→ THE REQUEST: Set down all of the data that follows word for word, without the images.

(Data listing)
•••
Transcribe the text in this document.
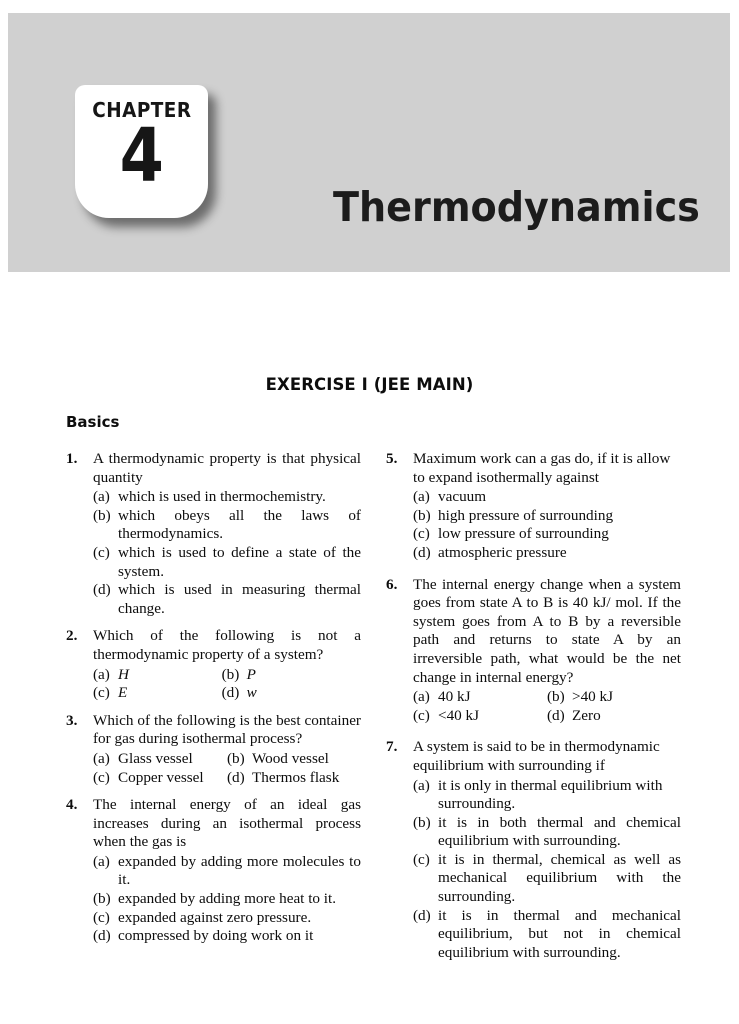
CHAPTER
4
Thermodynamics
EXERCISE I (JEE MAIN)
Basics
1. A thermodynamic property is that physical quantity
(a) which is used in thermochemistry.
(b) which obeys all the laws of thermodynamics.
(c) which is used to define a state of the system.
(d) which is used in measuring thermal change.
2. Which of the following is not a thermodynamic property of a system?
(a) H	(b) P
(c) E	(d) w
3. Which of the following is the best container for gas during isothermal process?
(a) Glass vessel (b) Wood vessel
(c) Copper vessel (d) Thermos flask
4. The internal energy of an ideal gas increases during an isothermal process when the gas is
(a) expanded by adding more molecules to it.
(b) expanded by adding more heat to it.
(c) expanded against zero pressure.
(d) compressed by doing work on it
5. Maximum work can a gas do, if it is allow to expand isothermally against
(a) vacuum
(b) high pressure of surrounding
(c) low pressure of surrounding
(d) atmospheric pressure
6. The internal energy change when a system goes from state A to B is 40 kJ/ mol. If the system goes from A to B by a reversible path and returns to state A by an irreversible path, what would be the net change in internal energy?
(a) 40 kJ	(b) >40 kJ
(c) <40 kJ	(d) Zero
7. A system is said to be in thermodynamic equilibrium with surrounding if
(a) it is only in thermal equilibrium with surrounding.
(b) it is in both thermal and chemical equilibrium with surrounding.
(c) it is in thermal, chemical as well as mechanical equilibrium with the surrounding.
(d) it is in thermal and mechanical equilibrium, but not in chemical equilibrium with surrounding.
•••
→ TASK OUTPUT:
Transcribe the text in this document.
CHAPTER
4
Thermodynamics
EXERCISE I (JEE MAIN)
Basics
1. A thermodynamic property is that physical quantity
(a) which is used in thermochemistry.
(b) which obeys all the laws of thermodynamics.
(c) which is used to define a state of the system.
(d) which is used in measuring thermal change.
2. Which of the following is not a thermodynamic property of a system?
(a) H	(b) P
(c) E	(d) w
3. Which of the following is the best container for gas during isothermal process?
(a) Glass vessel (b) Wood vessel
(c) Copper vessel (d) Thermos flask
4. The internal energy of an ideal gas increases during an isothermal process when the gas is
(a) expanded by adding more molecules to it.
(b) expanded by adding more heat to it.
(c) expanded against zero pressure.
(d) compressed by doing work on it
5. Maximum work can a gas do, if it is allow to expand isothermally against
(a) vacuum
(b) high pressure of surrounding
(c) low pressure of surrounding
(d) atmospheric pressure
6. The internal energy change when a system goes from state A to B is 40 kJ/ mol. If the system goes from A to B by a reversible path and returns to state A by an irreversible path, what would be the net change in internal energy?
(a) 40 kJ	(b) >40 kJ
(c) <40 kJ	(d) Zero
7. A system is said to be in thermodynamic equilibrium with surrounding if
(a) it is only in thermal equilibrium with surrounding.
(b) it is in both thermal and chemical equilibrium with surrounding.
(c) it is in thermal, chemical as well as mechanical equilibrium with the surrounding.
(d) it is in thermal and mechanical equilibrium, but not in chemical equilibrium with surrounding.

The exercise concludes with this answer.